### TRAVAIL À FAIRE
Recopiez intégralement et sans aucune modification le passage sur la sous-consommation des crédits de la mission outre-mer.

### SECTION DE TEXTE
B. ...MAIS UNE SOUS CONSOMMATION INQUIÉTANTE DANS CERTAINS DOMAINES...

Les notes d'exécution budgétaire de la Cour des comptes tout comme l'examen des lois de règlement par le Sénat relevaient une sous consommation récurrente des crédits de la mission outre-mer. Ce constat est d'ailleurs à l'origine de la demande d'enquête formulée par la commission des finances du Sénat à la Cour sur les financements de l'État en outre-mer. Ainsi, en 2020, la Cour des comptes constatait que la programmation budgétaire des dépenses avait fait l'objet de nombreuses révisions et que l'exécution s'était achevée par une sous-consommation inédite des crédits totaux du budget de l'État (8,3 % des dépenses nettes du budget général). Elle relevait cependant le caractère exceptionnel de ces sous-consommations, portant principalement sur la mission « Plan d'urgence face à la crise sanitaire », la moyenne des sous-exécutions par rapport à la dernière LFR s'établissant plutôt à 0,9 % depuis 2009, soit bien loin des chiffres constatés pour la mission « Outre-mer » (4,6 % en AE et 2 % en CP en 2019, et 5,6 % en AE et 2 % en CP en 2020) . En 2019, celle-ci était d'ailleurs, en montant, la cinquième mission à avoir le plus sous-exécuté (- 191 millions d'euros par rapport aux CP votés en LFI), derrière les missions « Engagements financiers de l'État », « Recherche et enseignement supérieur », « Action et transformation publiques » et « Défense ».

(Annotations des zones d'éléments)

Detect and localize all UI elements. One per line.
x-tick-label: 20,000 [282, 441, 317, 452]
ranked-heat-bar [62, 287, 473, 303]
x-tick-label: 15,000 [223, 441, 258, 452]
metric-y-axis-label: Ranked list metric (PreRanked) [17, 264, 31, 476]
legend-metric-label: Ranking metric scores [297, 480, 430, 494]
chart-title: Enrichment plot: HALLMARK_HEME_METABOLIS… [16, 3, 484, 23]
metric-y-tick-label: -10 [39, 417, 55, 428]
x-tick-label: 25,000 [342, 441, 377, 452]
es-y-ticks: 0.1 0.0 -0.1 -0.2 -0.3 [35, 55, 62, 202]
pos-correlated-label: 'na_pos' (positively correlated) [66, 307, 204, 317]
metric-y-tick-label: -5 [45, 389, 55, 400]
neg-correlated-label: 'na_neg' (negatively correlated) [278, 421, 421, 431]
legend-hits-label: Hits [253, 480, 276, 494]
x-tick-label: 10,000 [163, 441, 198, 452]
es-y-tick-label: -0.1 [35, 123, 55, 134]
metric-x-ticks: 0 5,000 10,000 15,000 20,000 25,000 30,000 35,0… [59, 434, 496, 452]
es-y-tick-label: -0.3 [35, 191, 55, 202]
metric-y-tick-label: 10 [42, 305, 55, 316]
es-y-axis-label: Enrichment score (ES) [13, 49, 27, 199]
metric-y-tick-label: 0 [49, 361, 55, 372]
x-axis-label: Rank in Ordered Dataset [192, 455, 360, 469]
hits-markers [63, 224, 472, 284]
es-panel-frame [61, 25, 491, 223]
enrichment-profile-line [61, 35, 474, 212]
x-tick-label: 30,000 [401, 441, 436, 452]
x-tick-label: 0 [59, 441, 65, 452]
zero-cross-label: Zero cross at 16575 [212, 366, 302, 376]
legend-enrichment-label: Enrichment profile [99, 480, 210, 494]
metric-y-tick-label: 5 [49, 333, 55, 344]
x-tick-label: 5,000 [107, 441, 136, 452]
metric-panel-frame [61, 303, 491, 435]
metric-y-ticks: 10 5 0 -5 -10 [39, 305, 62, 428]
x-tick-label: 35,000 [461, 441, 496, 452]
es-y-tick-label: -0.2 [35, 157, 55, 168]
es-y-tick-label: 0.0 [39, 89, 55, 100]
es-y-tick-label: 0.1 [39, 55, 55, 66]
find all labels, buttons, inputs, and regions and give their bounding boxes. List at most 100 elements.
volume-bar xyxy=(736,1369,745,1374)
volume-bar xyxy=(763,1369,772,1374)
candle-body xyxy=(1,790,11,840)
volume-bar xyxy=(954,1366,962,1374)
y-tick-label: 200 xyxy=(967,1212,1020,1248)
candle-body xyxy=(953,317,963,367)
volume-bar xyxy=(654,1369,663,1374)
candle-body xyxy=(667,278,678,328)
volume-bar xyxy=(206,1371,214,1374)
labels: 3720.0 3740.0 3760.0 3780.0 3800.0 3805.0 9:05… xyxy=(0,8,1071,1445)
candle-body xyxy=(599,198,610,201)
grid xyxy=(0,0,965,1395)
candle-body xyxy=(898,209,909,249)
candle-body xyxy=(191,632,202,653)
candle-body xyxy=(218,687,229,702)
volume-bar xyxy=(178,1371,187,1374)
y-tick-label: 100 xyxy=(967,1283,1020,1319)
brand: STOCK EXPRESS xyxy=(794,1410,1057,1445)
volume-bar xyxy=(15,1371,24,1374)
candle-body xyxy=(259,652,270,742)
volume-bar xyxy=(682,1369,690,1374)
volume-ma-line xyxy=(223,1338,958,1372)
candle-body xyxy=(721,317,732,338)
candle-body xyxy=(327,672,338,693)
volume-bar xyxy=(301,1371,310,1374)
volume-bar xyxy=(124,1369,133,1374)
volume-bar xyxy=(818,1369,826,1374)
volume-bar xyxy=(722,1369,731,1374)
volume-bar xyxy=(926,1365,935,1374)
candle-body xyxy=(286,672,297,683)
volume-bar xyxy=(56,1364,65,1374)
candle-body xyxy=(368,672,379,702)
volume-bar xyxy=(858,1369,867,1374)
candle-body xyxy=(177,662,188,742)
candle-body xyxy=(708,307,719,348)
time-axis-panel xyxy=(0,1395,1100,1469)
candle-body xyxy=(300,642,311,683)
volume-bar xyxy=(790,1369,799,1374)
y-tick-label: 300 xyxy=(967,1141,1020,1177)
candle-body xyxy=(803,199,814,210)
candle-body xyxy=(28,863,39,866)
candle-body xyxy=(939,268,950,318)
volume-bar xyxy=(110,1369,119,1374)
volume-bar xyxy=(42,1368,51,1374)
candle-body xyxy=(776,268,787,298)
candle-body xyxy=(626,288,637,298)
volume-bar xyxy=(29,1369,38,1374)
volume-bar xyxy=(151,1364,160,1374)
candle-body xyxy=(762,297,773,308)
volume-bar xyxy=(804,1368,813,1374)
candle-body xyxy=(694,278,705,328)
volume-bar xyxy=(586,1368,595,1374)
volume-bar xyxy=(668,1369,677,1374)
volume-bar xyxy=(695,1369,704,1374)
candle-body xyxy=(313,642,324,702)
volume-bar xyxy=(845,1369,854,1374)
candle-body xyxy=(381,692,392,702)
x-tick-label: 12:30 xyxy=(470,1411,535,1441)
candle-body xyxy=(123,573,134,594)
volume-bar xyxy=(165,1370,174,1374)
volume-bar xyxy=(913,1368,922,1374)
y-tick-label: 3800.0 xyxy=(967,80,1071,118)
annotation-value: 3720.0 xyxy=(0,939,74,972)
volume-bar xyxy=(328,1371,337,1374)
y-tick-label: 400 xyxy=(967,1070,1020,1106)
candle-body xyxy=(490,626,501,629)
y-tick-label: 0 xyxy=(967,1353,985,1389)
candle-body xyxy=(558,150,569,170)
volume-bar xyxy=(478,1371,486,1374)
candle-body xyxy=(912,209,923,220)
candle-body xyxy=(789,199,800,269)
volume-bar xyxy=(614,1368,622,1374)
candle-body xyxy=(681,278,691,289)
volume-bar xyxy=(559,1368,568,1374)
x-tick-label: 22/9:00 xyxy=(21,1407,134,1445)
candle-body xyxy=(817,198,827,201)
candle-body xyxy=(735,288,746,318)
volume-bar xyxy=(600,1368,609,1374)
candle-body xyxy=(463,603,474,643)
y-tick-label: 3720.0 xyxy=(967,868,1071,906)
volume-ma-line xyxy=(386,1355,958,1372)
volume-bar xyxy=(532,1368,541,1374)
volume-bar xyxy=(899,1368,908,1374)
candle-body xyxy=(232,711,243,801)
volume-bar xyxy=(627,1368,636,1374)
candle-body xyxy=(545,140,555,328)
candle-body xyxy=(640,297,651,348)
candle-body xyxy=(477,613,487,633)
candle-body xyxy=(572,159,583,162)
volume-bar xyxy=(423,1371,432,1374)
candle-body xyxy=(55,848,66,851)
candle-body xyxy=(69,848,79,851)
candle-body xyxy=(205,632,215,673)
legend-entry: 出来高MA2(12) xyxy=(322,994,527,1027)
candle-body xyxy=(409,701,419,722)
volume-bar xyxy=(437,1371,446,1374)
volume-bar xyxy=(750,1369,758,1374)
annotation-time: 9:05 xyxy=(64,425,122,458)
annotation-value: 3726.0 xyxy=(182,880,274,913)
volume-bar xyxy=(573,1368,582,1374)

### RÉSULTAT DE L'EXERCICE
B. ...MAIS UNE SOUS CONSOMMATION INQUIÉTANTE DANS CERTAINS DOMAINES...

Les notes d'exécution budgétaire de la Cour des comptes tout comme l'examen des lois de règlement par le Sénat relevaient une sous consommation récurrente des crédits de la mission outre-mer. Ce constat est d'ailleurs à l'origine de la demande d'enquête formulée par la commission des finances du Sénat à la Cour sur les financements de l'État en outre-mer. Ainsi, en 2020, la Cour des comptes constatait que la programmation budgétaire des dépenses avait fait l'objet de nombreuses révisions et que l'exécution s'était achevée par une sous-consommation inédite des crédits totaux du budget de l'État (8,3 % des dépenses nettes du budget général). Elle relevait cependant le caractère exceptionnel de ces sous-consommations, portant principalement sur la mission « Plan d'urgence face à la crise sanitaire », la moyenne des sous-exécutions par rapport à la dernière LFR s'établissant plutôt à 0,9 % depuis 2009, soit bien loin des chiffres constatés pour la mission « Outre-mer » (4,6 % en AE et 2 % en CP en 2019, et 5,6 % en AE et 2 % en CP en 2020) . En 2019, celle-ci était d'ailleurs, en montant, la cinquième mission à avoir le plus sous-exécuté (- 191 millions d'euros par rapport aux CP votés en LFI), derrière les missions « Engagements financiers de l'État », « Recherche et enseignement supérieur », « Action et transformation publiques » et « Défense ».